── Task data

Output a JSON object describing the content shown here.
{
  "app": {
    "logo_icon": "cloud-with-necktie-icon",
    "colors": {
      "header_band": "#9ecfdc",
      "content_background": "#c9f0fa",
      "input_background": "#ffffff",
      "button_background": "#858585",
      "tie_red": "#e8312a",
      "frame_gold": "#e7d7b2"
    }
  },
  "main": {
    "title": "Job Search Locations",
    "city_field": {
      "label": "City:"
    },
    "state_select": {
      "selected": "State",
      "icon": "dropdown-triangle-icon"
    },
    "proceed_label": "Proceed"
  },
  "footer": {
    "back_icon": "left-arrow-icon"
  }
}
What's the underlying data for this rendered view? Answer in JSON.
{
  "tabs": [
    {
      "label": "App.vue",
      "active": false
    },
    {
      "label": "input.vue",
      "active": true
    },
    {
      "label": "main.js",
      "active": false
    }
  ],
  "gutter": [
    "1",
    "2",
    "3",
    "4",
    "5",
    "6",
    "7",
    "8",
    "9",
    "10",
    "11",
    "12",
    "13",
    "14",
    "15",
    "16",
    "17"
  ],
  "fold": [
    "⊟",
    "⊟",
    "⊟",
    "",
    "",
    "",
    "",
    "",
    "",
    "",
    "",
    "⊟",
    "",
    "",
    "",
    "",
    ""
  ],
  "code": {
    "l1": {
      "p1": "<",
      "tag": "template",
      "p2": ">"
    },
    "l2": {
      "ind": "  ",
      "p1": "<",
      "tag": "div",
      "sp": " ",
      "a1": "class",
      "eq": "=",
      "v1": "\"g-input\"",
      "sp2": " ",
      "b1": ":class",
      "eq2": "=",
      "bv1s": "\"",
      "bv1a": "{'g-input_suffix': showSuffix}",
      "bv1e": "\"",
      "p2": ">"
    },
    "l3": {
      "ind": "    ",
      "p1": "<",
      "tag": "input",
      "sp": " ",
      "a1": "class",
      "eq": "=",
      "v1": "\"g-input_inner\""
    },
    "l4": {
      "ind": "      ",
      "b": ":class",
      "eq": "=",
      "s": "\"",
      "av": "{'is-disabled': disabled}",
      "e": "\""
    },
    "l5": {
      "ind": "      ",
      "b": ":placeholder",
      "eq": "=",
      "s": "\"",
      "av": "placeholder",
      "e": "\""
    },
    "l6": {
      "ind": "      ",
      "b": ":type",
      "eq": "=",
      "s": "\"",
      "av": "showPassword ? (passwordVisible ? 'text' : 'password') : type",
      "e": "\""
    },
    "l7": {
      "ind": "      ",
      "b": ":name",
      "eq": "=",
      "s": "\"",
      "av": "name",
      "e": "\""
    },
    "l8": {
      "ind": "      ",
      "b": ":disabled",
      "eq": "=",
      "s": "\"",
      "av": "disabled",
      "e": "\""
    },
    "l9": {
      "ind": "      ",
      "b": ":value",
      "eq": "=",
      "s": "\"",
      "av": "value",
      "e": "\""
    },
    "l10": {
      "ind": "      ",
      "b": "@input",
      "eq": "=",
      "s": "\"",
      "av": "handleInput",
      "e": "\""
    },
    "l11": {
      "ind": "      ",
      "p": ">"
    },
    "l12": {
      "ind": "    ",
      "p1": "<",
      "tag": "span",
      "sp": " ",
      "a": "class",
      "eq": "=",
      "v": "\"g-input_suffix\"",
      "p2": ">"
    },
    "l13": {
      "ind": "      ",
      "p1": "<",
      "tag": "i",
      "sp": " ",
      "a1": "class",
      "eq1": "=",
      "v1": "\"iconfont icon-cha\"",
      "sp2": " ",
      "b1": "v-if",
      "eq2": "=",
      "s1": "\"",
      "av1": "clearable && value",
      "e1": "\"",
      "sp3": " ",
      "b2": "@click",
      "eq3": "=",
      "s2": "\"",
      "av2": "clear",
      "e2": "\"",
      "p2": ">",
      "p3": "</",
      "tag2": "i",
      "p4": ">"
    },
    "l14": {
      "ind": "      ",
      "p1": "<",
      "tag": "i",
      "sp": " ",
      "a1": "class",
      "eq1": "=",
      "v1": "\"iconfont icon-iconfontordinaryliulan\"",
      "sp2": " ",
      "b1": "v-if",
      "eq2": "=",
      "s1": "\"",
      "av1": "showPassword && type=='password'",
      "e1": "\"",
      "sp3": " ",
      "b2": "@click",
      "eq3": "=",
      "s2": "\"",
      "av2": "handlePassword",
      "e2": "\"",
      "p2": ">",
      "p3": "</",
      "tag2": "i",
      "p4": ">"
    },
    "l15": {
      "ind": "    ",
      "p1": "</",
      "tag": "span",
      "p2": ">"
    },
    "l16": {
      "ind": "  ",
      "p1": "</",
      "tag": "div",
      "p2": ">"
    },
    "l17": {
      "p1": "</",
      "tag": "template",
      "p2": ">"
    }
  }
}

────

Problem statement:
Filter the entries down to the lines with the word "type" in them.

Solution to this problem:
      "b": ":type",
      "av": "showPassword ? (passwordVisible ? 'text' : 'password') : type",
      "av1": "showPassword && type=='password'",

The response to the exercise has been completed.